(Saved entries)
============================================================

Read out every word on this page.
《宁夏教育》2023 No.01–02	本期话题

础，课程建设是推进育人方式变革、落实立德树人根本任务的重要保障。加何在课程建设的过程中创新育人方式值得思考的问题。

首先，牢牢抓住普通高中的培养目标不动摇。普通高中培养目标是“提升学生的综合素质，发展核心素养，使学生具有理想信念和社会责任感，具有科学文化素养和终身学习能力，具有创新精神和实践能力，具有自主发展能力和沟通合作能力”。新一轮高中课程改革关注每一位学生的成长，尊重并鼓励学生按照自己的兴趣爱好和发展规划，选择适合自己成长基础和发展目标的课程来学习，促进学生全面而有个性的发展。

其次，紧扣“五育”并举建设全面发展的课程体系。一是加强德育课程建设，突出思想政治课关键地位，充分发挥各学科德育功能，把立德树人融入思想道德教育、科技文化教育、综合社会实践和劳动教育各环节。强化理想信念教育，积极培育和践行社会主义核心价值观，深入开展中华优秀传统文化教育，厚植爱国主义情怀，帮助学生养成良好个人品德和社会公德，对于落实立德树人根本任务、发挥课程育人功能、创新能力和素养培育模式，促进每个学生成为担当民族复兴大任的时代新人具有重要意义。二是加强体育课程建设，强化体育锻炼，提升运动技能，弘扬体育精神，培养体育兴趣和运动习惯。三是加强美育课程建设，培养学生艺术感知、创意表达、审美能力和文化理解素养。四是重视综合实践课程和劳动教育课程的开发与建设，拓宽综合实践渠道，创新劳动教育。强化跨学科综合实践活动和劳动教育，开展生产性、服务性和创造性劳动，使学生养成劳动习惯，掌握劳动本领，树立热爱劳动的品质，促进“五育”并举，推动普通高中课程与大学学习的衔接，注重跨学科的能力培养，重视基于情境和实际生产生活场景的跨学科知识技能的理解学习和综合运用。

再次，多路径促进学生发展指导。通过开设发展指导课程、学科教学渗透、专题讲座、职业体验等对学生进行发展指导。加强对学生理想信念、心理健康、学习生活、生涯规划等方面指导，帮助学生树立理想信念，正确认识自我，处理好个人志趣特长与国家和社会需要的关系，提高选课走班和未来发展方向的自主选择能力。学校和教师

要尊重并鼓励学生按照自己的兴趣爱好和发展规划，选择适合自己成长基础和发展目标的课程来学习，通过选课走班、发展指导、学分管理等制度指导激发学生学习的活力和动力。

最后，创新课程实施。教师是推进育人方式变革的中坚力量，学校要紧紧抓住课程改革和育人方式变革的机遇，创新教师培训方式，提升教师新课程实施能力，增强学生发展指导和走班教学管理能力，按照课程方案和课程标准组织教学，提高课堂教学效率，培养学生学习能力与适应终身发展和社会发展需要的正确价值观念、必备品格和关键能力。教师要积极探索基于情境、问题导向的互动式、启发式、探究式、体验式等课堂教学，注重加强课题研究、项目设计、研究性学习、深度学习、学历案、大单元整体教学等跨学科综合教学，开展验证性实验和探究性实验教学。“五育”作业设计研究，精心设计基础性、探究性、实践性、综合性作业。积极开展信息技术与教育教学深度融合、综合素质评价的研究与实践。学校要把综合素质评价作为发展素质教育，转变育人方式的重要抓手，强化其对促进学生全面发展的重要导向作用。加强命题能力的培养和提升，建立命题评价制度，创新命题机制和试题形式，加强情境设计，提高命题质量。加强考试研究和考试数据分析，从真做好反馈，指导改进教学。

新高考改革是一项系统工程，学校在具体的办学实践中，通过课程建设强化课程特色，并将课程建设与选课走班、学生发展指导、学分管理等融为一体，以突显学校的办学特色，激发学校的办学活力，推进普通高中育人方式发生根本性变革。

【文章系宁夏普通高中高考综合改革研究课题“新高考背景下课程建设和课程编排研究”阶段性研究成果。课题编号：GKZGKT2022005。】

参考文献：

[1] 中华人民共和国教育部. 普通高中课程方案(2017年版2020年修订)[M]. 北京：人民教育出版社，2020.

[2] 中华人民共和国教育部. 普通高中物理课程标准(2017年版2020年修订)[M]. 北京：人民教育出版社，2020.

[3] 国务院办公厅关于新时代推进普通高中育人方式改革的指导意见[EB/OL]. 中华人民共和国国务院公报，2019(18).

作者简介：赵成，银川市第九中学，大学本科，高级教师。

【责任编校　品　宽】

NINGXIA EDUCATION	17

============================================================

■ What is asked ■
Retype all the material above precisely, with no line left out.

■ Complete response ■
Read out every word on this page.
《宁夏教育》2023 No.01–02	本期话题

础，课程建设是推进育人方式变革、落实立德树人根本任务的重要保障。加何在课程建设的过程中创新育人方式值得思考的问题。

首先，牢牢抓住普通高中的培养目标不动摇。普通高中培养目标是“提升学生的综合素质，发展核心素养，使学生具有理想信念和社会责任感，具有科学文化素养和终身学习能力，具有创新精神和实践能力，具有自主发展能力和沟通合作能力”。新一轮高中课程改革关注每一位学生的成长，尊重并鼓励学生按照自己的兴趣爱好和发展规划，选择适合自己成长基础和发展目标的课程来学习，促进学生全面而有个性的发展。

其次，紧扣“五育”并举建设全面发展的课程体系。一是加强德育课程建设，突出思想政治课关键地位，充分发挥各学科德育功能，把立德树人融入思想道德教育、科技文化教育、综合社会实践和劳动教育各环节。强化理想信念教育，积极培育和践行社会主义核心价值观，深入开展中华优秀传统文化教育，厚植爱国主义情怀，帮助学生养成良好个人品德和社会公德，对于落实立德树人根本任务、发挥课程育人功能、创新能力和素养培育模式，促进每个学生成为担当民族复兴大任的时代新人具有重要意义。二是加强体育课程建设，强化体育锻炼，提升运动技能，弘扬体育精神，培养体育兴趣和运动习惯。三是加强美育课程建设，培养学生艺术感知、创意表达、审美能力和文化理解素养。四是重视综合实践课程和劳动教育课程的开发与建设，拓宽综合实践渠道，创新劳动教育。强化跨学科综合实践活动和劳动教育，开展生产性、服务性和创造性劳动，使学生养成劳动习惯，掌握劳动本领，树立热爱劳动的品质，促进“五育”并举，推动普通高中课程与大学学习的衔接，注重跨学科的能力培养，重视基于情境和实际生产生活场景的跨学科知识技能的理解学习和综合运用。

再次，多路径促进学生发展指导。通过开设发展指导课程、学科教学渗透、专题讲座、职业体验等对学生进行发展指导。加强对学生理想信念、心理健康、学习生活、生涯规划等方面指导，帮助学生树立理想信念，正确认识自我，处理好个人志趣特长与国家和社会需要的关系，提高选课走班和未来发展方向的自主选择能力。学校和教师

要尊重并鼓励学生按照自己的兴趣爱好和发展规划，选择适合自己成长基础和发展目标的课程来学习，通过选课走班、发展指导、学分管理等制度指导激发学生学习的活力和动力。

最后，创新课程实施。教师是推进育人方式变革的中坚力量，学校要紧紧抓住课程改革和育人方式变革的机遇，创新教师培训方式，提升教师新课程实施能力，增强学生发展指导和走班教学管理能力，按照课程方案和课程标准组织教学，提高课堂教学效率，培养学生学习能力与适应终身发展和社会发展需要的正确价值观念、必备品格和关键能力。教师要积极探索基于情境、问题导向的互动式、启发式、探究式、体验式等课堂教学，注重加强课题研究、项目设计、研究性学习、深度学习、学历案、大单元整体教学等跨学科综合教学，开展验证性实验和探究性实验教学。“五育”作业设计研究，精心设计基础性、探究性、实践性、综合性作业。积极开展信息技术与教育教学深度融合、综合素质评价的研究与实践。学校要把综合素质评价作为发展素质教育，转变育人方式的重要抓手，强化其对促进学生全面发展的重要导向作用。加强命题能力的培养和提升，建立命题评价制度，创新命题机制和试题形式，加强情境设计，提高命题质量。加强考试研究和考试数据分析，从真做好反馈，指导改进教学。

新高考改革是一项系统工程，学校在具体的办学实践中，通过课程建设强化课程特色，并将课程建设与选课走班、学生发展指导、学分管理等融为一体，以突显学校的办学特色，激发学校的办学活力，推进普通高中育人方式发生根本性变革。

【文章系宁夏普通高中高考综合改革研究课题“新高考背景下课程建设和课程编排研究”阶段性研究成果。课题编号：GKZGKT2022005。】

参考文献：

[1] 中华人民共和国教育部. 普通高中课程方案(2017年版2020年修订)[M]. 北京：人民教育出版社，2020.

[2] 中华人民共和国教育部. 普通高中物理课程标准(2017年版2020年修订)[M]. 北京：人民教育出版社，2020.

[3] 国务院办公厅关于新时代推进普通高中育人方式改革的指导意见[EB/OL]. 中华人民共和国国务院公报，2019(18).

作者简介：赵成，银川市第九中学，大学本科，高级教师。

【责任编校　品　宽】

NINGXIA EDUCATION	17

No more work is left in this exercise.